== Dataset records ==
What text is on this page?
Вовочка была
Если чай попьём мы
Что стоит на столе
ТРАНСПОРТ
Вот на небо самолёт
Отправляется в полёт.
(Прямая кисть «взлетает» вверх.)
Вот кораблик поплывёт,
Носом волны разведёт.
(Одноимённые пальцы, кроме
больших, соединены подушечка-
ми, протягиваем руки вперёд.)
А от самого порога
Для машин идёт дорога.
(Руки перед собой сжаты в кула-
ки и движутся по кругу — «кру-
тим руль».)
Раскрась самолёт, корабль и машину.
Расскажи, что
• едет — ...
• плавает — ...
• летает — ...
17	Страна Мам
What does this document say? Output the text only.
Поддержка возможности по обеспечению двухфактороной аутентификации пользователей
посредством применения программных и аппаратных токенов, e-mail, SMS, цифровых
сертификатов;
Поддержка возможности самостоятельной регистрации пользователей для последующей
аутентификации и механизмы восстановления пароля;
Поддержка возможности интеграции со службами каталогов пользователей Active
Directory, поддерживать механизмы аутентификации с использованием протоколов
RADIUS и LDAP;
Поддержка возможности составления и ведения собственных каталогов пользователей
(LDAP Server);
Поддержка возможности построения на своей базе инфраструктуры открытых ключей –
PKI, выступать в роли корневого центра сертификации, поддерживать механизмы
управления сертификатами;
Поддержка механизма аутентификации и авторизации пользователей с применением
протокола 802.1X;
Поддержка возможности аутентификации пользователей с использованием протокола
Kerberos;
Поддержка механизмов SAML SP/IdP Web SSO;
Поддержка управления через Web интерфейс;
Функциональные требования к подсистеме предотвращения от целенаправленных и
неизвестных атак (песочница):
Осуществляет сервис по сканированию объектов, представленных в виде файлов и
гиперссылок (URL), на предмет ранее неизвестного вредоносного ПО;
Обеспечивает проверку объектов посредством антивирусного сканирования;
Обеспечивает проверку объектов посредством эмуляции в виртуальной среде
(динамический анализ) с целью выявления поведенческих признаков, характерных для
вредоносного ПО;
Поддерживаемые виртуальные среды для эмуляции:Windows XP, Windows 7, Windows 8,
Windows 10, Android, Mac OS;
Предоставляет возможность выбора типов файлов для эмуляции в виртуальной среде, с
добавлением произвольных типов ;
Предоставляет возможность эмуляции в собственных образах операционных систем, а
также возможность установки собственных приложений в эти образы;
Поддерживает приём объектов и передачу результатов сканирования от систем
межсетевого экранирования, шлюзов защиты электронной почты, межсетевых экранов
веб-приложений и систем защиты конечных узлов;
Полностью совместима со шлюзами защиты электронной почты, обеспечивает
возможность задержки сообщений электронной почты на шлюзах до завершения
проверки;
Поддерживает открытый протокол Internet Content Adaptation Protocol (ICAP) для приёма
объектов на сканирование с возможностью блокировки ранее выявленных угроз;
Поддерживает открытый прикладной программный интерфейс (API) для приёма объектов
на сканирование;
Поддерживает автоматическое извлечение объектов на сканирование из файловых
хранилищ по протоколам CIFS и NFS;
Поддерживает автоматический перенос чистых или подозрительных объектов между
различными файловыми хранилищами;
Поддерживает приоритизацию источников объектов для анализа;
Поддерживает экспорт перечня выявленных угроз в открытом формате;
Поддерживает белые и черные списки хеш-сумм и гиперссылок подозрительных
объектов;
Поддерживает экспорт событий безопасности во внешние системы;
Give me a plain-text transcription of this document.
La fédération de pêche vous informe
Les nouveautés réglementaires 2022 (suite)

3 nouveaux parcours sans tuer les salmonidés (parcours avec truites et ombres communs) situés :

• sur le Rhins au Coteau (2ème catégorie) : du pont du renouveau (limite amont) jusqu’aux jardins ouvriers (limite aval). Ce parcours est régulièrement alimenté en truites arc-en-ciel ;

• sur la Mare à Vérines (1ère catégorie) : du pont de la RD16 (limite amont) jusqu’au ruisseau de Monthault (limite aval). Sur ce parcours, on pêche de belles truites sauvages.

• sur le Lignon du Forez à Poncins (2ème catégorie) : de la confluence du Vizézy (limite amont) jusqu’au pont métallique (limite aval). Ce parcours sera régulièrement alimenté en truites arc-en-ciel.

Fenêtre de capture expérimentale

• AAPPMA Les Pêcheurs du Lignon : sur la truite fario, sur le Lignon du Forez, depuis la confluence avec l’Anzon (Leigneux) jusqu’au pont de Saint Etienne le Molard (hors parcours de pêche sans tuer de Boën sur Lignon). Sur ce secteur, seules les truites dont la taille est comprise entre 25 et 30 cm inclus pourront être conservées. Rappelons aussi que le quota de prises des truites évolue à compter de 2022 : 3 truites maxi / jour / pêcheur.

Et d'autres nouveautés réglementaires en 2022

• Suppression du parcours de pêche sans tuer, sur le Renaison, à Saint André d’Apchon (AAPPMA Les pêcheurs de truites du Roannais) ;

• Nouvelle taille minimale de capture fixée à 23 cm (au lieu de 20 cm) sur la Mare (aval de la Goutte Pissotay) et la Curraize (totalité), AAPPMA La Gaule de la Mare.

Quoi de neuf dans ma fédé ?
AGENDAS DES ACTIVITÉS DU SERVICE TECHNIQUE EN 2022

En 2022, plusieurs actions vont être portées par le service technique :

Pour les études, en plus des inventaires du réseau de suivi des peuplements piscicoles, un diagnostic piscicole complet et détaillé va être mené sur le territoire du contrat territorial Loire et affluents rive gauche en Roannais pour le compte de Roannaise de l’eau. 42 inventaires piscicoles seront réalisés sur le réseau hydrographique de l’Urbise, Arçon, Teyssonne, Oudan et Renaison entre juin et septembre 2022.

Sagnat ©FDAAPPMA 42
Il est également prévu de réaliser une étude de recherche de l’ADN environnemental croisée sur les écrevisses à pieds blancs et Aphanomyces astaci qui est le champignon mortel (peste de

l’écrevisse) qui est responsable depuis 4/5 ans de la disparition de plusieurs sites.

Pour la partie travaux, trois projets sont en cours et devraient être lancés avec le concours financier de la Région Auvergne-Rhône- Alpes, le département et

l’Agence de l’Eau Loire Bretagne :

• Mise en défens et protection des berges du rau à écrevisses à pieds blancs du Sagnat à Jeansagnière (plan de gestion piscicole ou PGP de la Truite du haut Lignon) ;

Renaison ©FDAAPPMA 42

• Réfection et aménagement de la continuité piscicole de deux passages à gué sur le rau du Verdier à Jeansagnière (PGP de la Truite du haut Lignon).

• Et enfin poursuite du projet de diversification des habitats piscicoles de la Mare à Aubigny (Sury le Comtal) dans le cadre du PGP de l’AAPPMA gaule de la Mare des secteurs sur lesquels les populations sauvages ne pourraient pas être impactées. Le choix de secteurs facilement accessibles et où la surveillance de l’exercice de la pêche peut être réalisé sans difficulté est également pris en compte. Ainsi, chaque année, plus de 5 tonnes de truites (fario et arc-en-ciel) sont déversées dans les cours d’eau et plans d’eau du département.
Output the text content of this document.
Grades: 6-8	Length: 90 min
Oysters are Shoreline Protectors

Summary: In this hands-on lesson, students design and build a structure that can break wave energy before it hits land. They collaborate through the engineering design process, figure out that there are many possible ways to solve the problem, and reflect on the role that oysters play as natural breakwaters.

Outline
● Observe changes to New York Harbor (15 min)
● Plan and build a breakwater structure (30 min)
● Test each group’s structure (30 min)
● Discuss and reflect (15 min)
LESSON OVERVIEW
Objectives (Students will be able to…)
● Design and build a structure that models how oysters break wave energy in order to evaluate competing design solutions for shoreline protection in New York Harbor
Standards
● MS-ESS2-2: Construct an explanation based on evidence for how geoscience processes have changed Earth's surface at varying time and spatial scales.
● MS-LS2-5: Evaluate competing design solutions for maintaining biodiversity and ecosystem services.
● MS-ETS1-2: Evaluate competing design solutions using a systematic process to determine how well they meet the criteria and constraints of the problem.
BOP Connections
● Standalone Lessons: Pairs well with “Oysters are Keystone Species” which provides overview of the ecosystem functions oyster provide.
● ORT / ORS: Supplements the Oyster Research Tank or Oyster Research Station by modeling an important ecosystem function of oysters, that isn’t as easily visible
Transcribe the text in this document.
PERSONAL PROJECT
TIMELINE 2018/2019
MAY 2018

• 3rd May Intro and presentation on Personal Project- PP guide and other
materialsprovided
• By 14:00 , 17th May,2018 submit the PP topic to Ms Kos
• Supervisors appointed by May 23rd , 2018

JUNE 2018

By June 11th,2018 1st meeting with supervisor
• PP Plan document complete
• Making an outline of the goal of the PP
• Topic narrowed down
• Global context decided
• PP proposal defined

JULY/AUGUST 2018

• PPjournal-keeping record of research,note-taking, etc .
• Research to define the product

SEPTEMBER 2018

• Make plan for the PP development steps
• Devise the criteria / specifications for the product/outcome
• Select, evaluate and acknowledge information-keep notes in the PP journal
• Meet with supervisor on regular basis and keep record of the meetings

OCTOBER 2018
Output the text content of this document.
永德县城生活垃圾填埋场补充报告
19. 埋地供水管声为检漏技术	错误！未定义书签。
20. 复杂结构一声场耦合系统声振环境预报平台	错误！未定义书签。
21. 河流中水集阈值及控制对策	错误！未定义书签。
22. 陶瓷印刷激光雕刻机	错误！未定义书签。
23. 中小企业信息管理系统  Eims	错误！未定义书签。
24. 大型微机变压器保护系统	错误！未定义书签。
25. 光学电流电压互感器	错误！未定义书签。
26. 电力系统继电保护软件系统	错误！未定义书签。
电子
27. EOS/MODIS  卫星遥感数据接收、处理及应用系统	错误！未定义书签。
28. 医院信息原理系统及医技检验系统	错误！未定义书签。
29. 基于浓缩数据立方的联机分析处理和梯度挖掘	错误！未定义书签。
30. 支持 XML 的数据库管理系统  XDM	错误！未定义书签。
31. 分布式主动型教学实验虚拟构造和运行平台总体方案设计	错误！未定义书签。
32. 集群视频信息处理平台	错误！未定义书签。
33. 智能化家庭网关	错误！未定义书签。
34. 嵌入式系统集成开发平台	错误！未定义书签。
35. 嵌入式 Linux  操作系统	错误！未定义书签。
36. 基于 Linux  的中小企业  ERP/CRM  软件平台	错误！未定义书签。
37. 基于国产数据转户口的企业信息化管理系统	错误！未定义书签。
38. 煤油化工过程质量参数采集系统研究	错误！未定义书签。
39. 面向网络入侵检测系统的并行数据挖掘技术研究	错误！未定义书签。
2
===
* Task goal *
Show all lines in the entries above where the word "гиперссылок" appears.

* Task answer *
гиперссылок (URL), на предмет ранее неизвестного вредоносного ПО;
Поддерживает белые и черные списки хеш-сумм и гиперссылок подозрительных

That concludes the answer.